In the records below, find the line containing "Transcribe this image's"; copy exactly that line and all lines after it to the end, and nothing else.
□ □ □
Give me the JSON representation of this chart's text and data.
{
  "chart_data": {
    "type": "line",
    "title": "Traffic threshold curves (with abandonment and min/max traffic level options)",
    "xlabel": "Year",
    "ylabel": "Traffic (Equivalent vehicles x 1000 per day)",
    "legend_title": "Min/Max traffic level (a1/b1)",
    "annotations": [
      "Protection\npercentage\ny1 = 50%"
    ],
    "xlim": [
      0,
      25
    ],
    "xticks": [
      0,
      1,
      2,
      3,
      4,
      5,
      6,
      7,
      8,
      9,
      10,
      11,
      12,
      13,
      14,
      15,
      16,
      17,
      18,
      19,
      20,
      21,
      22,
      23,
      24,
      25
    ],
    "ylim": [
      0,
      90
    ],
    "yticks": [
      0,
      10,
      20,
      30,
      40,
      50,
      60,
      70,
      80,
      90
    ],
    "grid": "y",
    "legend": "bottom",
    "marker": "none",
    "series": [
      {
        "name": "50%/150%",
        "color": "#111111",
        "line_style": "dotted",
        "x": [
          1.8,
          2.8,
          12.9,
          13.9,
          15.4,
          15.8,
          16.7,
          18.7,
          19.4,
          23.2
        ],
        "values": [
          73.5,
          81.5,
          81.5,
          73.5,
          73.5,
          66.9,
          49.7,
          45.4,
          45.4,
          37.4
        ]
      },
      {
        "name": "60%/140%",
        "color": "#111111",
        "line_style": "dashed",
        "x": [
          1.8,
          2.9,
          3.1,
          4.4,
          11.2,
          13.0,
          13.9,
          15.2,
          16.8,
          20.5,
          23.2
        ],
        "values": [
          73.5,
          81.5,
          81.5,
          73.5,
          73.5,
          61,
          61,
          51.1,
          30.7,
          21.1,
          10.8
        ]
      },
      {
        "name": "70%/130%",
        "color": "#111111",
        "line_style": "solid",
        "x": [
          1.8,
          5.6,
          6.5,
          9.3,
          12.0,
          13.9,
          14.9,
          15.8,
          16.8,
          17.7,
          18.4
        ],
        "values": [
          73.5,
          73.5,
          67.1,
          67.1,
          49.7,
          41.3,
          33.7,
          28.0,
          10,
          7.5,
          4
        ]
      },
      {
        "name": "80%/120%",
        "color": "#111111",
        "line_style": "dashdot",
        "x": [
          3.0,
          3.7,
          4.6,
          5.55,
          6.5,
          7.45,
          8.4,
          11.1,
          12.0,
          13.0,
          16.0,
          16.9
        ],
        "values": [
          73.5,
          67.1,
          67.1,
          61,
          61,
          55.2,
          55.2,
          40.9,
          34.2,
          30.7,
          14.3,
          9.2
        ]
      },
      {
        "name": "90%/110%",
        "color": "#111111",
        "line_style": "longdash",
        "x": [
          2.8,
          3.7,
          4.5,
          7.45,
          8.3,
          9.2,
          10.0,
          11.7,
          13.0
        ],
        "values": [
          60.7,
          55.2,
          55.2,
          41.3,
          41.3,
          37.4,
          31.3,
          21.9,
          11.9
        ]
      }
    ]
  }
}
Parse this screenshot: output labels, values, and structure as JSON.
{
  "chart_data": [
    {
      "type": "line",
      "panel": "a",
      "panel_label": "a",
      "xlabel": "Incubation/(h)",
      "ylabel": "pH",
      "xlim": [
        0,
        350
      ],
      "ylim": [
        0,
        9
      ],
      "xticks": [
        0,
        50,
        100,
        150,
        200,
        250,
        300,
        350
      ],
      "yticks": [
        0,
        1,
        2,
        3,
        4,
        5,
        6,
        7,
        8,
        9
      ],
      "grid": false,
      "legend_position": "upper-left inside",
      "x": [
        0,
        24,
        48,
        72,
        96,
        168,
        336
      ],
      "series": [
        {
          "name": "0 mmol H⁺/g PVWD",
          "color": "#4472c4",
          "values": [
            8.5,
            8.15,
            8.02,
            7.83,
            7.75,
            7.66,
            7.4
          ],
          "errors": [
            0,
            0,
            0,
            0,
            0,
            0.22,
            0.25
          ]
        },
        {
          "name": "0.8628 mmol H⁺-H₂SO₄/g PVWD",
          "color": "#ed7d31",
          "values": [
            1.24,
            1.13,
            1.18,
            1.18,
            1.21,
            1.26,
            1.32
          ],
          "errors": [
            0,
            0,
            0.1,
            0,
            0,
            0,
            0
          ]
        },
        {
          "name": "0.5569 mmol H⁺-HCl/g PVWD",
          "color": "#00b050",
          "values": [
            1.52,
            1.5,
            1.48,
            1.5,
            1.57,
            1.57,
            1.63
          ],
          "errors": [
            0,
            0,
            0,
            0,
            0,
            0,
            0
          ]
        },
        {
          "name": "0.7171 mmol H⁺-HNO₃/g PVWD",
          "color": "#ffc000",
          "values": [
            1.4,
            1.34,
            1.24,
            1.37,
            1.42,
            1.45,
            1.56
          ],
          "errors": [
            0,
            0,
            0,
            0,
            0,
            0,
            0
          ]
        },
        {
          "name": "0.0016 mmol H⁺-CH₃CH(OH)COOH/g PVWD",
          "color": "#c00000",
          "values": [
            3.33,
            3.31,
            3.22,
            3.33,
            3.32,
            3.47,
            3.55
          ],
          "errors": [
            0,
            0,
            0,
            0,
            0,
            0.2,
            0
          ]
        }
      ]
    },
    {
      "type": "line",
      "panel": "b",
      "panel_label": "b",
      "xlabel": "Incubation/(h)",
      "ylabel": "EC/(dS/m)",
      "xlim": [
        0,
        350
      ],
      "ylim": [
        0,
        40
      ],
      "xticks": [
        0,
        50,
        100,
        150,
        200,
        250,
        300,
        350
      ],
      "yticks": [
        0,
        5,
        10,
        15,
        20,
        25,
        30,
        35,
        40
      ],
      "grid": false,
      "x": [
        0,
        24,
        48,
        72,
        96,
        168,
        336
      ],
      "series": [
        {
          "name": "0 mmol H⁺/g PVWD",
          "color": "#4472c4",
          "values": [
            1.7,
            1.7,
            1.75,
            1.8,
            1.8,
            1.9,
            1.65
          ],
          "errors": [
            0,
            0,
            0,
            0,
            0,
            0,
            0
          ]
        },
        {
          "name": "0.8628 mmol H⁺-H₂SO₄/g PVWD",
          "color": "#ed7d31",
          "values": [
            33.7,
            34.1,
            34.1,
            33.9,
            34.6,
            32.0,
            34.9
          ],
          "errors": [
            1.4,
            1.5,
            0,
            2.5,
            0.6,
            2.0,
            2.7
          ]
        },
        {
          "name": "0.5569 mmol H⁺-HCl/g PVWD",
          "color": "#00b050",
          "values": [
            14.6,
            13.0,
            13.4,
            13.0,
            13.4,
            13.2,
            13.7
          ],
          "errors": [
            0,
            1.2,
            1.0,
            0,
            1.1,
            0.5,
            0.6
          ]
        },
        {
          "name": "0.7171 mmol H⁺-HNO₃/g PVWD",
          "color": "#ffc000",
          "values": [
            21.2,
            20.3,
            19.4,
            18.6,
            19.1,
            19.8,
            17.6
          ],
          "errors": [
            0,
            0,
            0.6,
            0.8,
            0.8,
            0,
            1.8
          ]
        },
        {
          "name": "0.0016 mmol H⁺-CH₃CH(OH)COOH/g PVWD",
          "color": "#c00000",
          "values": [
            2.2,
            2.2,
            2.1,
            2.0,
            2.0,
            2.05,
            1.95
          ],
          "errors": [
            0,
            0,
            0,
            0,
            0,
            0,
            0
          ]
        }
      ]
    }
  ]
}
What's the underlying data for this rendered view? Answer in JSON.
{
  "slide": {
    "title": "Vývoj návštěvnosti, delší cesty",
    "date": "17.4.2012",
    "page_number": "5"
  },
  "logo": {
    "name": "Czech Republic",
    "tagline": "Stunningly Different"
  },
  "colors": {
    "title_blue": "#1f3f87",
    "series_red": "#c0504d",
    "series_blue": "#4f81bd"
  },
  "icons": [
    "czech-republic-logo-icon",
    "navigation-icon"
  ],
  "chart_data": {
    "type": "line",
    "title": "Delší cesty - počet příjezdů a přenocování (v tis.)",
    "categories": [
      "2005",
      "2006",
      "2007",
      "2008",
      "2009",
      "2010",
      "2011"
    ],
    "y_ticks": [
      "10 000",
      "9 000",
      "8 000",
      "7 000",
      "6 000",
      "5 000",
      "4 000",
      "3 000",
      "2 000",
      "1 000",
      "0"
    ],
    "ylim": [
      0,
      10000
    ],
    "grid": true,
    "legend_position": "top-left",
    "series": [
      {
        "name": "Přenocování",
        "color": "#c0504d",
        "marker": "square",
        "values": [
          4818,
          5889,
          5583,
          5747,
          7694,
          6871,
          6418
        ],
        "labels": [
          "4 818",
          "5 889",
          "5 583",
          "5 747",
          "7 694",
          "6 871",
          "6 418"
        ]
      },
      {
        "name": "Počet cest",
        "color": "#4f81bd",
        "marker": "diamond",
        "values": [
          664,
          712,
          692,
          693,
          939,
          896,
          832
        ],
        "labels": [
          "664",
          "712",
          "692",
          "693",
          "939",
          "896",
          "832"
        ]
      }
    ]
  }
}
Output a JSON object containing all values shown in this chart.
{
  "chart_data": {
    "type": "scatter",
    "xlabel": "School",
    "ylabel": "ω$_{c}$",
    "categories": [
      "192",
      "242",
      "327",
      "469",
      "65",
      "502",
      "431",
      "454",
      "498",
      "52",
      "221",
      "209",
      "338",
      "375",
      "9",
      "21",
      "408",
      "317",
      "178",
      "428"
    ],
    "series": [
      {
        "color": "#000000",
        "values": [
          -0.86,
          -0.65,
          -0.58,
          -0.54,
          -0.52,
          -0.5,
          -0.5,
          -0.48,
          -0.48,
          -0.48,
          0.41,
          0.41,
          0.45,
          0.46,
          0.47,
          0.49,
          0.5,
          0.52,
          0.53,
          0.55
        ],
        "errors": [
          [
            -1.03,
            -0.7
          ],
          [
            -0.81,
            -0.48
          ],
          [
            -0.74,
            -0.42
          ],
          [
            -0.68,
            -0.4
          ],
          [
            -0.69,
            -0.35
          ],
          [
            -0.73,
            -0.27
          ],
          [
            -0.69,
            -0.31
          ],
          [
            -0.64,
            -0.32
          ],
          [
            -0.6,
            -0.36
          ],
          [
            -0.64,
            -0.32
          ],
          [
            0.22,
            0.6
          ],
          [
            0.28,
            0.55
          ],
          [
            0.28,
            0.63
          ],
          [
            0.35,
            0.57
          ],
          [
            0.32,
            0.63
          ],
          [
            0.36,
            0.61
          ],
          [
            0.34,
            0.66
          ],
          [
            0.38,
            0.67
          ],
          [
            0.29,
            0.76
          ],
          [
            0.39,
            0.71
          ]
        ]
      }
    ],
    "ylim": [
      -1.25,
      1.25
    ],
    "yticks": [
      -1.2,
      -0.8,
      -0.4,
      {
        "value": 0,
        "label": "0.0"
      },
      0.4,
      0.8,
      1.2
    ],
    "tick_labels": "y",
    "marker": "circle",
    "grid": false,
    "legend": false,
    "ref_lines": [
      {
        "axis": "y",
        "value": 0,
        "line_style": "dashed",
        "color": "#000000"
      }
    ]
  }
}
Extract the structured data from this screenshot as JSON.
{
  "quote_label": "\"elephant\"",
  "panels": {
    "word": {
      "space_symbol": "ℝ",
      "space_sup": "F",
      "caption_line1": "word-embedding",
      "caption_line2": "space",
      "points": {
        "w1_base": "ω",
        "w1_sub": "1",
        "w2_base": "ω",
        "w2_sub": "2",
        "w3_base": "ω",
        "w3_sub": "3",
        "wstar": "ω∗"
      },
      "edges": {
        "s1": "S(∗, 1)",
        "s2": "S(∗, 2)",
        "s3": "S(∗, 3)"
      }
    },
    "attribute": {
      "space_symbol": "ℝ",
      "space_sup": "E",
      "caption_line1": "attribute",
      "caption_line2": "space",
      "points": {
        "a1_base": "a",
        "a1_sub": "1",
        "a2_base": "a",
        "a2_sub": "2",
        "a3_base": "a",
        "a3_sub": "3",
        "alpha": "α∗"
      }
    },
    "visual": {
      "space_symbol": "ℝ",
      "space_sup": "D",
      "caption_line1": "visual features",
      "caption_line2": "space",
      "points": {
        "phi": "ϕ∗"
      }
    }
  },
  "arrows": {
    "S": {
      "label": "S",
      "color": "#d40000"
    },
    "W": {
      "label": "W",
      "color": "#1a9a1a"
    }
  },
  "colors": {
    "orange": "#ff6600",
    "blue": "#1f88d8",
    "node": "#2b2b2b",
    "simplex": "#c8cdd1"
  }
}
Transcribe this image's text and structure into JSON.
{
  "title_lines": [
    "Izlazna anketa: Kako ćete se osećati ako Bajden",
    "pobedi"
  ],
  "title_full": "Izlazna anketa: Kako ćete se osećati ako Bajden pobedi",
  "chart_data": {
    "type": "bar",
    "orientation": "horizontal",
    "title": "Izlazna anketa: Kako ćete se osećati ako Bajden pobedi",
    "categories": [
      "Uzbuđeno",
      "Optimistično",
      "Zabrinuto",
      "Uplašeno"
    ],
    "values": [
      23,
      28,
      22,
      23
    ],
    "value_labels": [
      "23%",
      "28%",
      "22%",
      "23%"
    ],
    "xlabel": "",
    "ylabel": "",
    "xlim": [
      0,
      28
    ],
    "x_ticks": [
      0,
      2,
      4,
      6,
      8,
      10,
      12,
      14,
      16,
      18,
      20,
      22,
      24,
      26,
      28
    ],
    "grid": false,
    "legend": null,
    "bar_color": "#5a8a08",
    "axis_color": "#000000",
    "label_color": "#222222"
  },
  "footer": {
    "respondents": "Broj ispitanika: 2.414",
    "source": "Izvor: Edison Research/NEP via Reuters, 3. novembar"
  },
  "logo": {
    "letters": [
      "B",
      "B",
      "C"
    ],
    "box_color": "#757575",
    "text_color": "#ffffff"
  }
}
□ □ □
> Exercise response
Transcribe this image's text and structure into JSON.
{
  "title_lines": [
    "Izlazna anketa: Kako ćete se osećati ako Bajden",
    "pobedi"
  ],
  "title_full": "Izlazna anketa: Kako ćete se osećati ako Bajden pobedi",
  "chart_data": {
    "type": "bar",
    "orientation": "horizontal",
    "title": "Izlazna anketa: Kako ćete se osećati ako Bajden pobedi",
    "categories": [
      "Uzbuđeno",
      "Optimistično",
      "Zabrinuto",
      "Uplašeno"
    ],
    "values": [
      23,
      28,
      22,
      23
    ],
    "value_labels": [
      "23%",
      "28%",
      "22%",
      "23%"
    ],
    "xlabel": "",
    "ylabel": "",
    "xlim": [
      0,
      28
    ],
    "x_ticks": [
      0,
      2,
      4,
      6,
      8,
      10,
      12,
      14,
      16,
      18,
      20,
      22,
      24,
      26,
      28
    ],
    "grid": false,
    "legend": null,
    "bar_color": "#5a8a08",
    "axis_color": "#000000",
    "label_color": "#222222"
  },
  "footer": {
    "respondents": "Broj ispitanika: 2.414",
    "source": "Izvor: Edison Research/NEP via Reuters, 3. novembar"
  },
  "logo": {
    "letters": [
      "B",
      "B",
      "C"
    ],
    "box_color": "#757575",
    "text_color": "#ffffff"
  }
}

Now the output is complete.